[Data records]
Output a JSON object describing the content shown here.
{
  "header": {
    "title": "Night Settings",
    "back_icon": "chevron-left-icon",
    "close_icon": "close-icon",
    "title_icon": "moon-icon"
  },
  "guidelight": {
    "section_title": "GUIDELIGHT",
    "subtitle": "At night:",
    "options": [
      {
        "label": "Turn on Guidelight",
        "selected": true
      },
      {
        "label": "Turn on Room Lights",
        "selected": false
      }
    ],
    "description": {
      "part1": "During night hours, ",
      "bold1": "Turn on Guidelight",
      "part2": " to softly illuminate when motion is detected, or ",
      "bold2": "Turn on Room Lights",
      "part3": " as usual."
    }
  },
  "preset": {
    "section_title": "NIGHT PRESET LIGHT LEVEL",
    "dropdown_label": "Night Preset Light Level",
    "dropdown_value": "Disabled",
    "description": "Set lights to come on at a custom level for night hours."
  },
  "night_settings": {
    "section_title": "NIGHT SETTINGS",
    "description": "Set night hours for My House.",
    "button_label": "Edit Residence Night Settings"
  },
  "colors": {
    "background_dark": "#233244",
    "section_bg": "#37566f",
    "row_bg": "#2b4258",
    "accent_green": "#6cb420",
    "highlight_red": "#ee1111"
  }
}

● **EXERCISE GOAL**:
All of the records must be repeated exactly.

● **SOLUTION FOR THIS EXERCISE**:
Output a JSON object describing the content shown here.
{
  "header": {
    "title": "Night Settings",
    "back_icon": "chevron-left-icon",
    "close_icon": "close-icon",
    "title_icon": "moon-icon"
  },
  "guidelight": {
    "section_title": "GUIDELIGHT",
    "subtitle": "At night:",
    "options": [
      {
        "label": "Turn on Guidelight",
        "selected": true
      },
      {
        "label": "Turn on Room Lights",
        "selected": false
      }
    ],
    "description": {
      "part1": "During night hours, ",
      "bold1": "Turn on Guidelight",
      "part2": " to softly illuminate when motion is detected, or ",
      "bold2": "Turn on Room Lights",
      "part3": " as usual."
    }
  },
  "preset": {
    "section_title": "NIGHT PRESET LIGHT LEVEL",
    "dropdown_label": "Night Preset Light Level",
    "dropdown_value": "Disabled",
    "description": "Set lights to come on at a custom level for night hours."
  },
  "night_settings": {
    "section_title": "NIGHT SETTINGS",
    "description": "Set night hours for My House.",
    "button_label": "Edit Residence Night Settings"
  },
  "colors": {
    "background_dark": "#233244",
    "section_bg": "#37566f",
    "row_bg": "#2b4258",
    "accent_green": "#6cb420",
    "highlight_red": "#ee1111"
  }
}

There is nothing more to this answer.